Goal. Look for the string "Email" in the lines and copy each line that has it.

Records about charts and figures.
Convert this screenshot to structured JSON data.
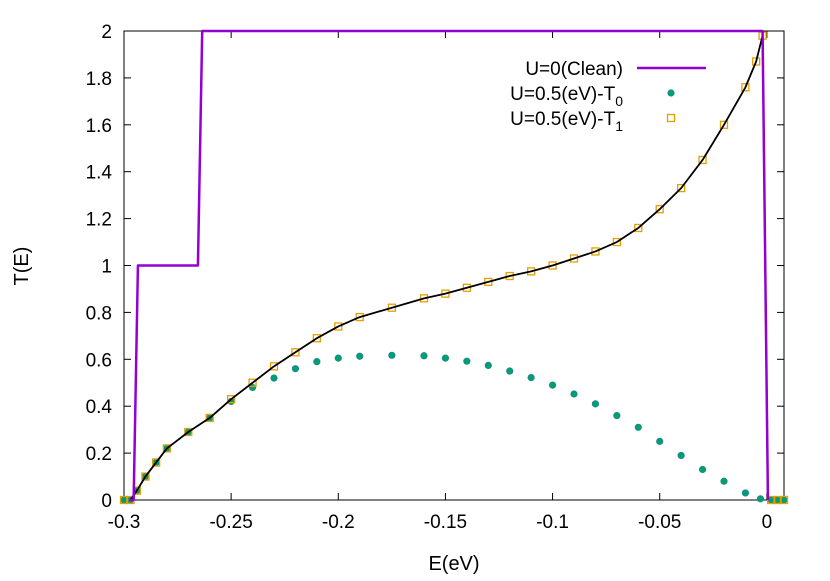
{
  "chart_data": {
    "type": "line",
    "xlabel": "E(eV)",
    "ylabel": "T(E)",
    "xlim": [
      -0.3,
      0.008
    ],
    "ylim": [
      0,
      2
    ],
    "x_ticks": [
      "-0.3",
      "-0.25",
      "-0.2",
      "-0.15",
      "-0.1",
      "-0.05",
      "0"
    ],
    "y_ticks": [
      "0",
      "0.2",
      "0.4",
      "0.6",
      "0.8",
      "1",
      "1.2",
      "1.4",
      "1.6",
      "1.8",
      "2"
    ],
    "legend_position": "top-right",
    "series": [
      {
        "name": "U=0(Clean)",
        "style": "line",
        "color": "#9400d3",
        "points": [
          [
            -0.2975,
            0
          ],
          [
            -0.2955,
            0
          ],
          [
            -0.2935,
            1
          ],
          [
            -0.2655,
            1
          ],
          [
            -0.2635,
            2
          ],
          [
            -0.002,
            2
          ],
          [
            0.0005,
            0
          ]
        ]
      },
      {
        "name": "U=0.5(eV)-T",
        "subscript": "0",
        "style": "filled-circle",
        "color": "#009e73",
        "points": [
          [
            -0.3,
            0
          ],
          [
            -0.297,
            0
          ],
          [
            -0.294,
            0.04
          ],
          [
            -0.29,
            0.1
          ],
          [
            -0.285,
            0.16
          ],
          [
            -0.28,
            0.22
          ],
          [
            -0.27,
            0.29
          ],
          [
            -0.26,
            0.35
          ],
          [
            -0.25,
            0.42
          ],
          [
            -0.24,
            0.48
          ],
          [
            -0.23,
            0.52
          ],
          [
            -0.22,
            0.56
          ],
          [
            -0.21,
            0.59
          ],
          [
            -0.2,
            0.605
          ],
          [
            -0.19,
            0.613
          ],
          [
            -0.175,
            0.617
          ],
          [
            -0.16,
            0.615
          ],
          [
            -0.15,
            0.605
          ],
          [
            -0.14,
            0.592
          ],
          [
            -0.13,
            0.574
          ],
          [
            -0.12,
            0.55
          ],
          [
            -0.11,
            0.522
          ],
          [
            -0.1,
            0.49
          ],
          [
            -0.09,
            0.452
          ],
          [
            -0.08,
            0.41
          ],
          [
            -0.07,
            0.36
          ],
          [
            -0.06,
            0.31
          ],
          [
            -0.05,
            0.25
          ],
          [
            -0.04,
            0.19
          ],
          [
            -0.03,
            0.13
          ],
          [
            -0.02,
            0.08
          ],
          [
            -0.01,
            0.03
          ],
          [
            -0.003,
            0.005
          ],
          [
            0.002,
            0
          ],
          [
            0.005,
            0
          ],
          [
            0.008,
            0
          ]
        ]
      },
      {
        "name": "U=0.5(eV)-T",
        "subscript": "1",
        "style": "open-square",
        "color": "#e69f00",
        "points": [
          [
            -0.3,
            0
          ],
          [
            -0.297,
            0
          ],
          [
            -0.294,
            0.04
          ],
          [
            -0.29,
            0.1
          ],
          [
            -0.285,
            0.16
          ],
          [
            -0.28,
            0.22
          ],
          [
            -0.27,
            0.29
          ],
          [
            -0.26,
            0.35
          ],
          [
            -0.25,
            0.43
          ],
          [
            -0.24,
            0.5
          ],
          [
            -0.23,
            0.57
          ],
          [
            -0.22,
            0.63
          ],
          [
            -0.21,
            0.69
          ],
          [
            -0.2,
            0.74
          ],
          [
            -0.19,
            0.78
          ],
          [
            -0.175,
            0.82
          ],
          [
            -0.16,
            0.86
          ],
          [
            -0.15,
            0.88
          ],
          [
            -0.14,
            0.905
          ],
          [
            -0.13,
            0.93
          ],
          [
            -0.12,
            0.955
          ],
          [
            -0.11,
            0.975
          ],
          [
            -0.1,
            1.0
          ],
          [
            -0.09,
            1.03
          ],
          [
            -0.08,
            1.06
          ],
          [
            -0.07,
            1.1
          ],
          [
            -0.06,
            1.16
          ],
          [
            -0.05,
            1.24
          ],
          [
            -0.04,
            1.33
          ],
          [
            -0.03,
            1.45
          ],
          [
            -0.02,
            1.6
          ],
          [
            -0.01,
            1.76
          ],
          [
            -0.005,
            1.87
          ],
          [
            -0.002,
            1.98
          ],
          [
            0.002,
            0
          ],
          [
            0.005,
            0
          ],
          [
            0.008,
            0
          ]
        ]
      },
      {
        "style": "line",
        "color": "#000000",
        "points": [
          [
            -0.297,
            0
          ],
          [
            -0.294,
            0.04
          ],
          [
            -0.29,
            0.1
          ],
          [
            -0.285,
            0.16
          ],
          [
            -0.28,
            0.22
          ],
          [
            -0.27,
            0.29
          ],
          [
            -0.26,
            0.35
          ],
          [
            -0.25,
            0.43
          ],
          [
            -0.24,
            0.5
          ],
          [
            -0.23,
            0.57
          ],
          [
            -0.22,
            0.63
          ],
          [
            -0.21,
            0.69
          ],
          [
            -0.2,
            0.74
          ],
          [
            -0.19,
            0.78
          ],
          [
            -0.175,
            0.82
          ],
          [
            -0.16,
            0.86
          ],
          [
            -0.15,
            0.88
          ],
          [
            -0.14,
            0.905
          ],
          [
            -0.13,
            0.93
          ],
          [
            -0.12,
            0.955
          ],
          [
            -0.11,
            0.975
          ],
          [
            -0.1,
            1.0
          ],
          [
            -0.09,
            1.03
          ],
          [
            -0.08,
            1.06
          ],
          [
            -0.07,
            1.1
          ],
          [
            -0.06,
            1.16
          ],
          [
            -0.05,
            1.24
          ],
          [
            -0.04,
            1.33
          ],
          [
            -0.03,
            1.45
          ],
          [
            -0.02,
            1.6
          ],
          [
            -0.01,
            1.76
          ],
          [
            -0.005,
            1.87
          ],
          [
            -0.002,
            1.98
          ],
          [
            0.0005,
            0
          ]
        ]
      }
    ]
  }
}
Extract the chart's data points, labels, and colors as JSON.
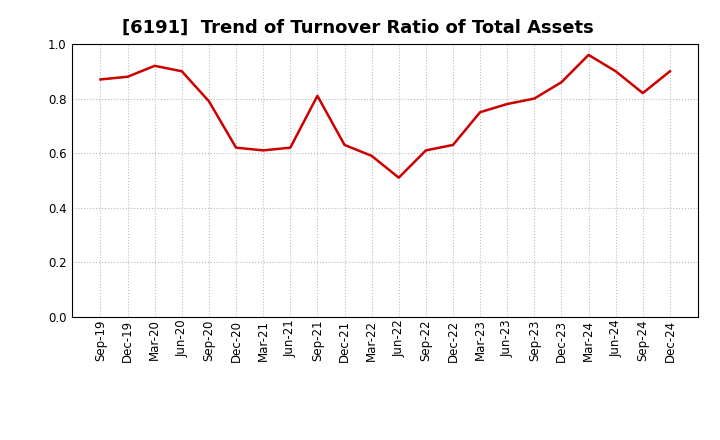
{
  "title": "[6191]  Trend of Turnover Ratio of Total Assets",
  "x_labels": [
    "Sep-19",
    "Dec-19",
    "Mar-20",
    "Jun-20",
    "Sep-20",
    "Dec-20",
    "Mar-21",
    "Jun-21",
    "Sep-21",
    "Dec-21",
    "Mar-22",
    "Jun-22",
    "Sep-22",
    "Dec-22",
    "Mar-23",
    "Jun-23",
    "Sep-23",
    "Dec-23",
    "Mar-24",
    "Jun-24",
    "Sep-24",
    "Dec-24"
  ],
  "y_values": [
    0.87,
    0.88,
    0.92,
    0.9,
    0.79,
    0.62,
    0.61,
    0.62,
    0.81,
    0.63,
    0.59,
    0.51,
    0.61,
    0.63,
    0.75,
    0.78,
    0.8,
    0.86,
    0.96,
    0.9,
    0.82,
    0.9
  ],
  "line_color": "#cc0000",
  "background_color": "#ffffff",
  "plot_bg_color": "#ffffff",
  "grid_color": "#bbbbbb",
  "ylim": [
    0.0,
    1.0
  ],
  "yticks": [
    0.0,
    0.2,
    0.4,
    0.6,
    0.8,
    1.0
  ],
  "title_fontsize": 13,
  "tick_fontsize": 8.5,
  "line_width": 1.8
}
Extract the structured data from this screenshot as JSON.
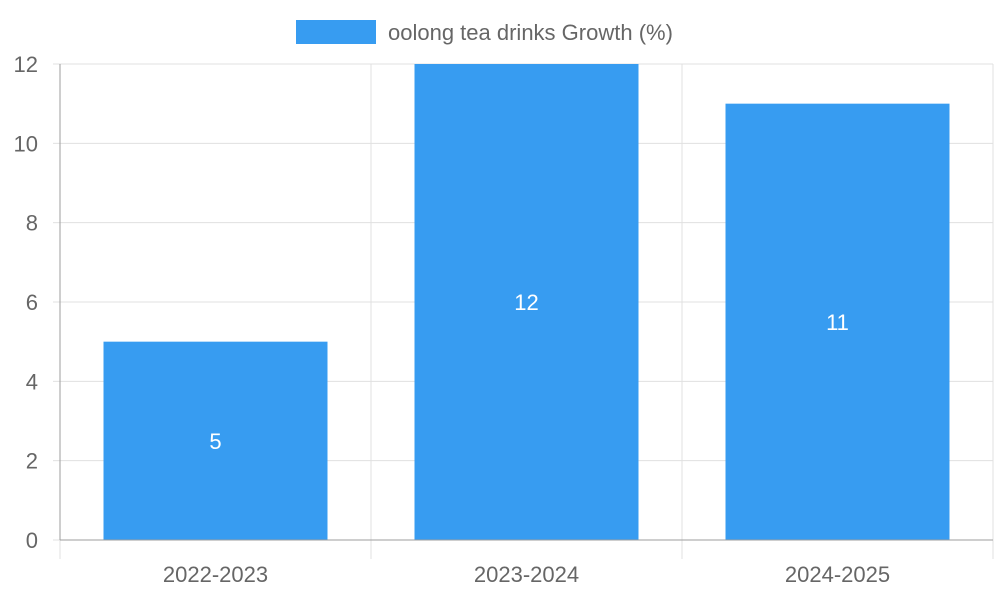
{
  "chart_data": {
    "type": "bar",
    "categories": [
      "2022-2023",
      "2023-2024",
      "2024-2025"
    ],
    "series": [
      {
        "name": "oolong tea drinks Growth (%)",
        "values": [
          5,
          12,
          11
        ]
      }
    ],
    "ylim": [
      0,
      12
    ],
    "yticks": [
      0,
      2,
      4,
      6,
      8,
      10,
      12
    ],
    "grid": true,
    "legend_position": "top-center",
    "data_labels": [
      "5",
      "12",
      "11"
    ],
    "colors": {
      "bar": "#379cf1",
      "grid": "#e0e0e0",
      "axis": "#9e9e9e",
      "text": "#666666",
      "data_label": "#ffffff"
    }
  }
}
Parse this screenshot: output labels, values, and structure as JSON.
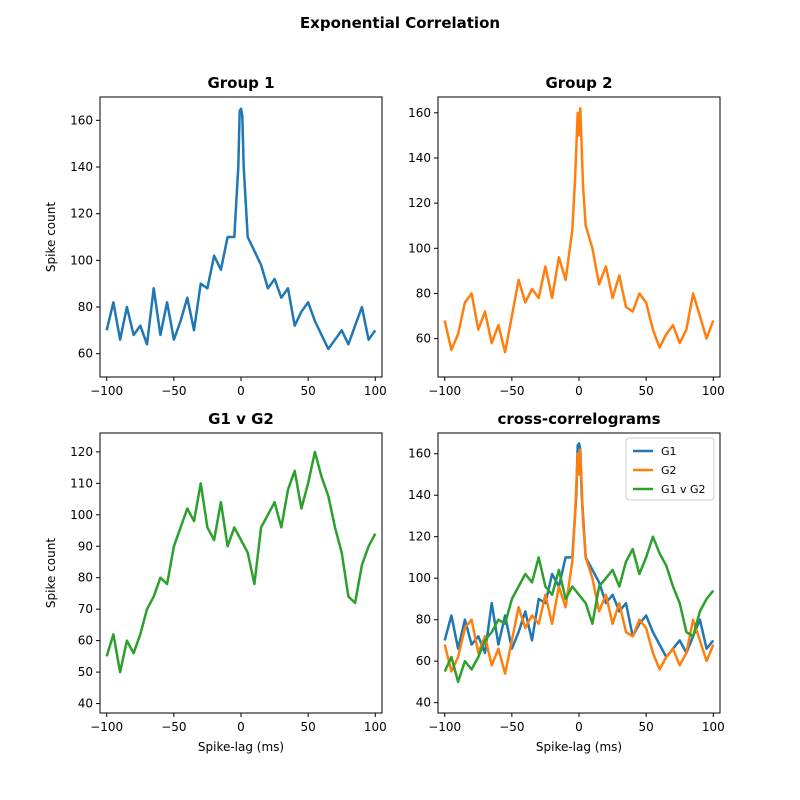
{
  "suptitle": "Exponential Correlation",
  "colors": {
    "G1": "#1f77b4",
    "G2": "#ff7f0e",
    "G1vG2": "#2ca02c"
  },
  "chart_data": [
    {
      "type": "line",
      "title": "Group 1",
      "xlabel": "",
      "ylabel": "Spike count",
      "xlim": [
        -105,
        105
      ],
      "ylim": [
        50,
        170
      ],
      "xticks": [
        -100,
        -50,
        0,
        50,
        100
      ],
      "yticks": [
        60,
        80,
        100,
        120,
        140,
        160
      ],
      "series": [
        {
          "key": "G1",
          "x": [
            -100,
            -95,
            -90,
            -85,
            -80,
            -75,
            -70,
            -65,
            -60,
            -55,
            -50,
            -45,
            -40,
            -35,
            -30,
            -25,
            -20,
            -15,
            -10,
            -5,
            -2,
            -1,
            0,
            1,
            2,
            5,
            10,
            15,
            20,
            25,
            30,
            35,
            40,
            45,
            50,
            55,
            60,
            65,
            70,
            75,
            80,
            85,
            90,
            95,
            100
          ],
          "y": [
            70,
            82,
            66,
            80,
            68,
            72,
            64,
            88,
            68,
            82,
            66,
            74,
            84,
            70,
            90,
            88,
            102,
            96,
            110,
            110,
            140,
            164,
            165,
            162,
            140,
            110,
            104,
            98,
            88,
            92,
            84,
            88,
            72,
            78,
            82,
            74,
            68,
            62,
            66,
            70,
            64,
            72,
            80,
            66,
            70
          ]
        }
      ]
    },
    {
      "type": "line",
      "title": "Group 2",
      "xlabel": "",
      "ylabel": "",
      "xlim": [
        -105,
        105
      ],
      "ylim": [
        43,
        167
      ],
      "xticks": [
        -100,
        -50,
        0,
        50,
        100
      ],
      "yticks": [
        60,
        80,
        100,
        120,
        140,
        160
      ],
      "series": [
        {
          "key": "G2",
          "x": [
            -100,
            -95,
            -90,
            -85,
            -80,
            -75,
            -70,
            -65,
            -60,
            -55,
            -50,
            -45,
            -40,
            -35,
            -30,
            -25,
            -20,
            -15,
            -10,
            -5,
            -3,
            -1,
            0,
            1,
            3,
            5,
            10,
            15,
            20,
            25,
            30,
            35,
            40,
            45,
            50,
            55,
            60,
            65,
            70,
            75,
            80,
            85,
            90,
            95,
            100
          ],
          "y": [
            68,
            55,
            62,
            76,
            80,
            64,
            72,
            58,
            66,
            54,
            70,
            86,
            76,
            82,
            78,
            92,
            78,
            96,
            86,
            108,
            130,
            160,
            150,
            162,
            128,
            110,
            100,
            84,
            92,
            78,
            88,
            74,
            72,
            80,
            76,
            64,
            56,
            62,
            66,
            58,
            64,
            80,
            70,
            60,
            68
          ]
        }
      ]
    },
    {
      "type": "line",
      "title": "G1 v G2",
      "xlabel": "Spike-lag (ms)",
      "ylabel": "Spike count",
      "xlim": [
        -105,
        105
      ],
      "ylim": [
        37,
        126
      ],
      "xticks": [
        -100,
        -50,
        0,
        50,
        100
      ],
      "yticks": [
        40,
        50,
        60,
        70,
        80,
        90,
        100,
        110,
        120
      ],
      "series": [
        {
          "key": "G1vG2",
          "x": [
            -100,
            -95,
            -90,
            -85,
            -80,
            -75,
            -70,
            -65,
            -60,
            -55,
            -50,
            -45,
            -40,
            -35,
            -30,
            -25,
            -20,
            -15,
            -10,
            -5,
            0,
            5,
            10,
            15,
            20,
            25,
            30,
            35,
            40,
            45,
            50,
            55,
            60,
            65,
            70,
            75,
            80,
            85,
            90,
            95,
            100
          ],
          "y": [
            55,
            62,
            50,
            60,
            56,
            62,
            70,
            74,
            80,
            78,
            90,
            96,
            102,
            98,
            110,
            96,
            92,
            104,
            90,
            96,
            92,
            88,
            78,
            96,
            100,
            104,
            96,
            108,
            114,
            102,
            110,
            120,
            112,
            106,
            96,
            88,
            74,
            72,
            84,
            90,
            94
          ]
        }
      ]
    },
    {
      "type": "line",
      "title": "cross-correlograms",
      "xlabel": "Spike-lag (ms)",
      "ylabel": "",
      "xlim": [
        -105,
        105
      ],
      "ylim": [
        35,
        170
      ],
      "xticks": [
        -100,
        -50,
        0,
        50,
        100
      ],
      "yticks": [
        40,
        60,
        80,
        100,
        120,
        140,
        160
      ],
      "legend": {
        "position": "top-right",
        "entries": [
          "G1",
          "G2",
          "G1 v G2"
        ]
      },
      "series": [
        {
          "key": "G1",
          "name": "G1"
        },
        {
          "key": "G2",
          "name": "G2"
        },
        {
          "key": "G1vG2",
          "name": "G1 v G2"
        }
      ]
    }
  ]
}
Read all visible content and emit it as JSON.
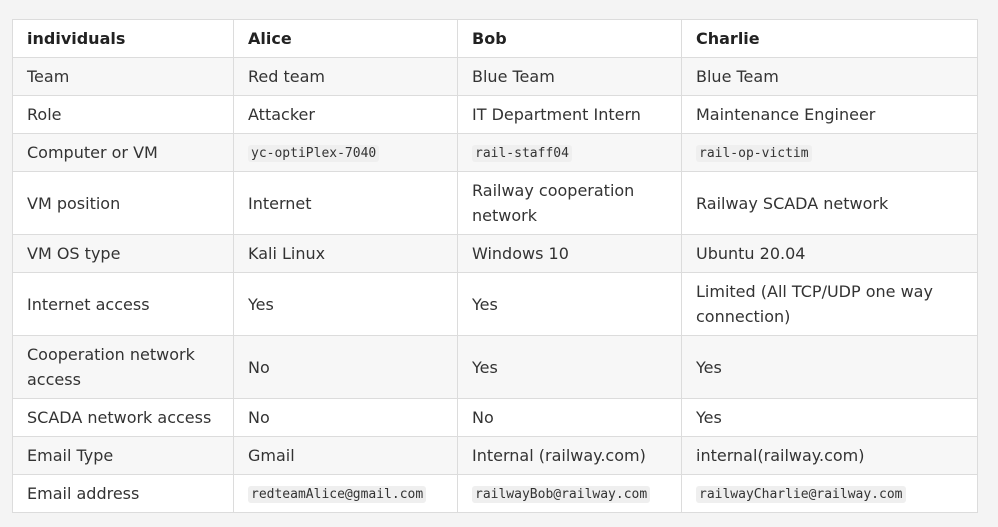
{
  "table": {
    "headers": [
      "individuals",
      "Alice",
      "Bob",
      "Charlie"
    ],
    "rows": [
      {
        "label": "Team",
        "alice": "Red team",
        "bob": "Blue Team",
        "charlie": "Blue Team"
      },
      {
        "label": "Role",
        "alice": "Attacker",
        "bob": "IT Department Intern",
        "charlie": "Maintenance Engineer"
      },
      {
        "label": "Computer or VM",
        "alice": "yc-optiPlex-7040",
        "bob": "rail-staff04",
        "charlie": "rail-op-victim"
      },
      {
        "label": "VM position",
        "alice": "Internet",
        "bob": "Railway cooperation network",
        "charlie": "Railway SCADA network"
      },
      {
        "label": "VM OS type",
        "alice": "Kali Linux",
        "bob": "Windows 10",
        "charlie": "Ubuntu 20.04"
      },
      {
        "label": "Internet access",
        "alice": "Yes",
        "bob": "Yes",
        "charlie": "Limited (All TCP/UDP one way connection)"
      },
      {
        "label": "Cooperation network access",
        "alice": "No",
        "bob": "Yes",
        "charlie": "Yes"
      },
      {
        "label": "SCADA network access",
        "alice": "No",
        "bob": "No",
        "charlie": "Yes"
      },
      {
        "label": "Email Type",
        "alice": "Gmail",
        "bob": "Internal (railway.com)",
        "charlie": "internal(railway.com)"
      },
      {
        "label": "Email address",
        "alice": "redteamAlice@gmail.com",
        "bob": "railwayBob@railway.com",
        "charlie": "railwayCharlie@railway.com"
      }
    ]
  }
}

Result of the task.
        "label": "Email Type",
        "label": "Email address",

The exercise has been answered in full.